**AIM OF THE TASK:** Quote each line of the material verbatim, without the pictures.

Collection entries
⁂

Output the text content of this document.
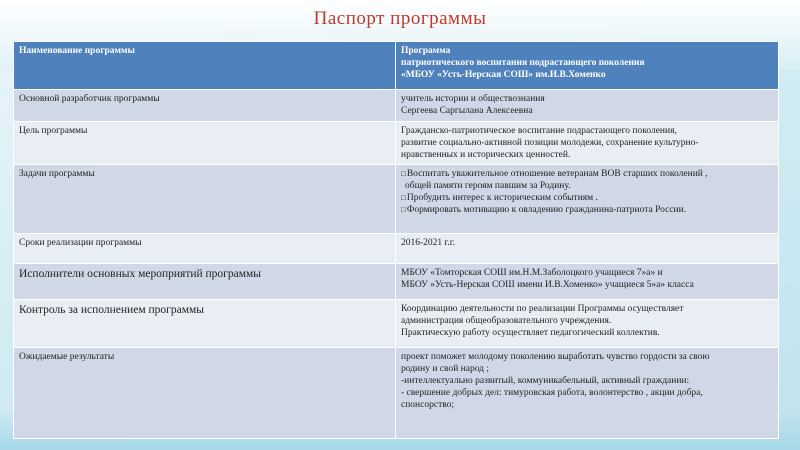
Паспорт программы
Наименование программы	Программа
патриотического воспитания подрастающего поколения
«МБОУ «Усть-Нерская СОШ» им.И.В.Хоменко

Основной разработчик программы	учитель истории и обществознания
Сергеева Саргылана Алексеевна

Цель программы	Гражданско-патриотическое воспитание подрастающего поколения,
развитие социально-активной позиции молодежи, сохранение культурно-
нравственных и исторических ценностей.

Задачи программы	□ Воспитать уважительное отношение ветеранам ВОВ старших поколений ,
общей памяти героям павшим за Родину.
□ Пробудить интерес к историческим событиям .
□ Формировать мотивацию к овладению гражданина-патриота России.

Сроки реализации программы	2016-2021 г.г.
Исполнители основных мероприятий программы	МБОУ «Томторская СОШ им.Н.М.Заболоцкого учащиеся 7»а» и
МБОУ »Усть-Нерская СОШ имени И.В.Хоменко» учащиеся 5»а» класса

Контроль за исполнением программы	Координацию деятельности по реализации Программы осуществляет
администрация общеобразовательного учреждения.
Практическую работу осуществляет педагогический коллектив.

Ожидаемые результаты	проект поможет молодому поколению выработать чувство гордости за свою
родину и свой народ ;
-интеллектуально развитый, коммуникабельный, активный граждании:
- свершение добрых дел: тимуровская работа, волонтерство , акции добра,
спонсорство;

⁂

**RESULT BELOW:**
Output the text content of this document.
Паспорт программы
Наименование программы	Программа
патриотического воспитания подрастающего поколения
«МБОУ «Усть-Нерская СОШ» им.И.В.Хоменко

Основной разработчик программы	учитель истории и обществознания
Сергеева Саргылана Алексеевна

Цель программы	Гражданско-патриотическое воспитание подрастающего поколения,
развитие социально-активной позиции молодежи, сохранение культурно-
нравственных и исторических ценностей.

Задачи программы	□ Воспитать уважительное отношение ветеранам ВОВ старших поколений ,
общей памяти героям павшим за Родину.
□ Пробудить интерес к историческим событиям .
□ Формировать мотивацию к овладению гражданина-патриота России.

Сроки реализации программы	2016-2021 г.г.
Исполнители основных мероприятий программы	МБОУ «Томторская СОШ им.Н.М.Заболоцкого учащиеся 7»а» и
МБОУ »Усть-Нерская СОШ имени И.В.Хоменко» учащиеся 5»а» класса

Контроль за исполнением программы	Координацию деятельности по реализации Программы осуществляет
администрация общеобразовательного учреждения.
Практическую работу осуществляет педагогический коллектив.

Ожидаемые результаты	проект поможет молодому поколению выработать чувство гордости за свою
родину и свой народ ;
-интеллектуально развитый, коммуникабельный, активный граждании:
- свершение добрых дел: тимуровская работа, волонтерство , акции добра,
спонсорство;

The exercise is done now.